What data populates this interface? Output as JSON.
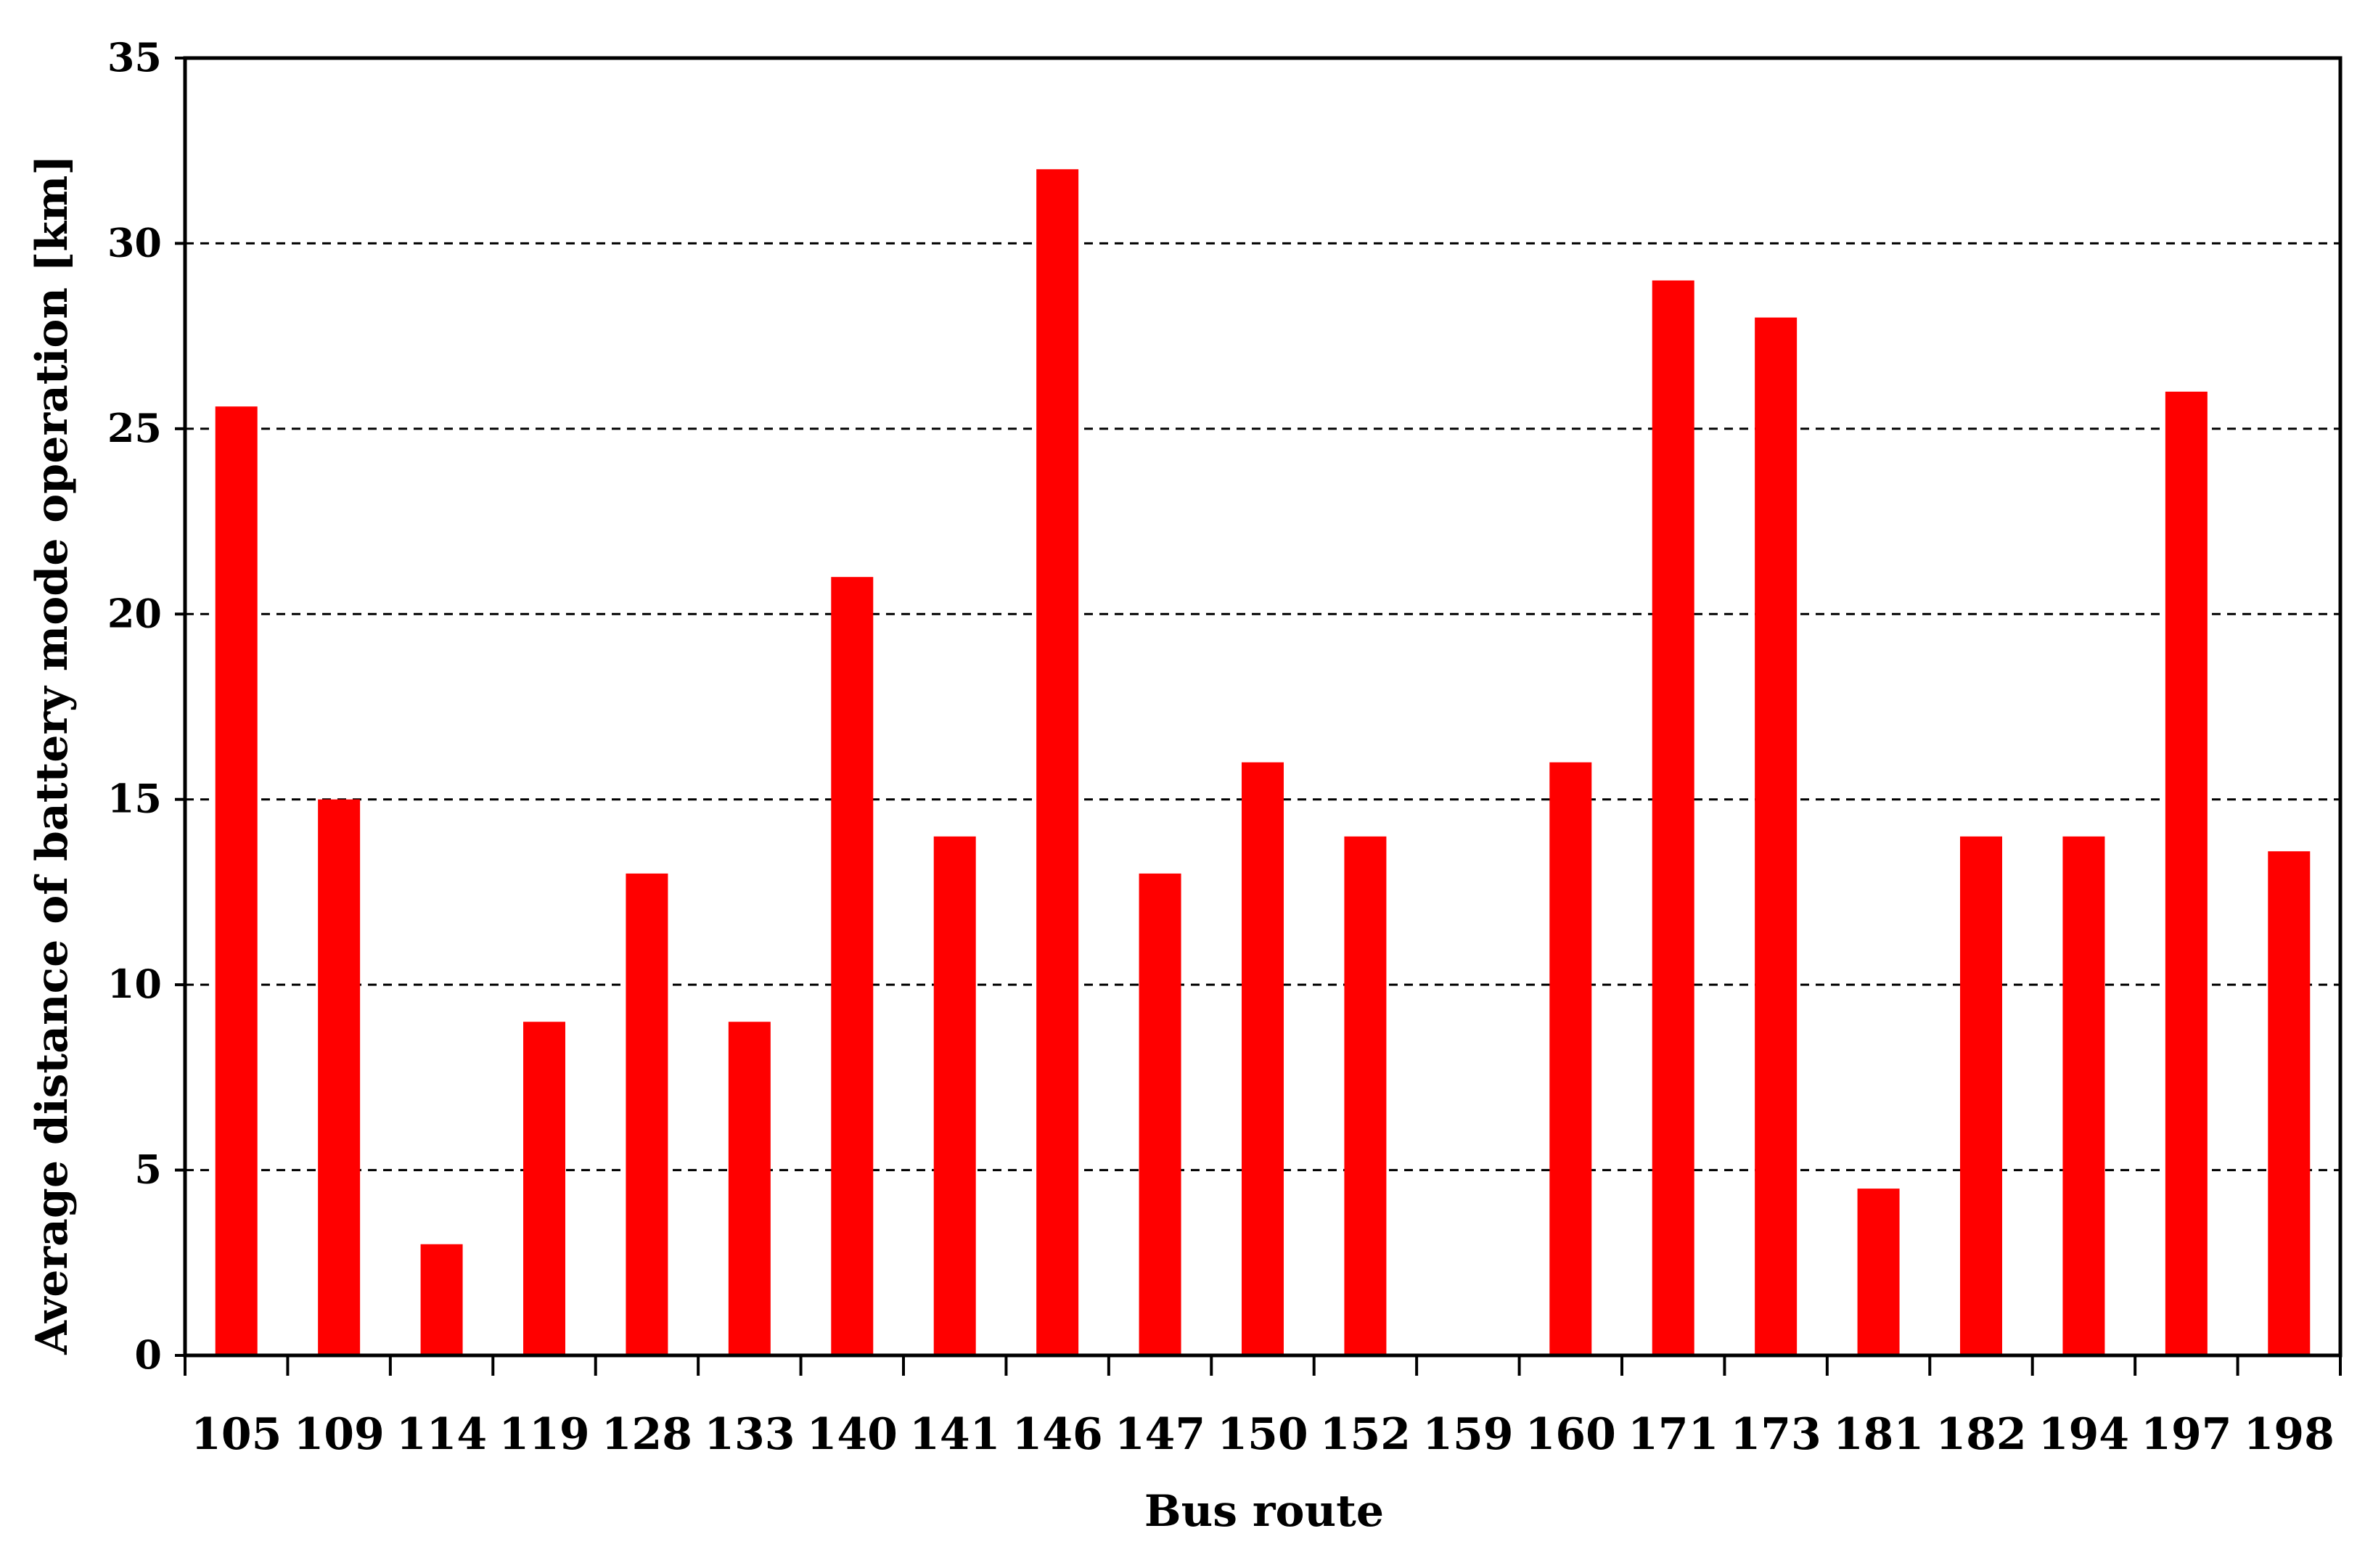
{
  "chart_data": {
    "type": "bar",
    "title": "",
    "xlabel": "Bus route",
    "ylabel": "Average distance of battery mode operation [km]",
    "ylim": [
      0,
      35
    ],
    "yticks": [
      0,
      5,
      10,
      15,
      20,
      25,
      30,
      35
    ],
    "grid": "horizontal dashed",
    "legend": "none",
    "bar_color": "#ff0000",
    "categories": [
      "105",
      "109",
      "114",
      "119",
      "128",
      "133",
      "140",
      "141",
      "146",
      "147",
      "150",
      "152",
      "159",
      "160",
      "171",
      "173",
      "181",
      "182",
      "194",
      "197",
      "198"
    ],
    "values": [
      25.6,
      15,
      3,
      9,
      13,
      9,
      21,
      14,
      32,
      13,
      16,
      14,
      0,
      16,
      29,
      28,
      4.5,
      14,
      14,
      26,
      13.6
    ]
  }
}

◆ Problem to work on
Copy every entry exactly as written. Pictures are excluded.

◆ Result for this exercise
What data populates this interface? Output as JSON.
{
  "chart_data": {
    "type": "bar",
    "title": "",
    "xlabel": "Bus route",
    "ylabel": "Average distance of battery mode operation [km]",
    "ylim": [
      0,
      35
    ],
    "yticks": [
      0,
      5,
      10,
      15,
      20,
      25,
      30,
      35
    ],
    "grid": "horizontal dashed",
    "legend": "none",
    "bar_color": "#ff0000",
    "categories": [
      "105",
      "109",
      "114",
      "119",
      "128",
      "133",
      "140",
      "141",
      "146",
      "147",
      "150",
      "152",
      "159",
      "160",
      "171",
      "173",
      "181",
      "182",
      "194",
      "197",
      "198"
    ],
    "values": [
      25.6,
      15,
      3,
      9,
      13,
      9,
      21,
      14,
      32,
      13,
      16,
      14,
      0,
      16,
      29,
      28,
      4.5,
      14,
      14,
      26,
      13.6
    ]
  }
}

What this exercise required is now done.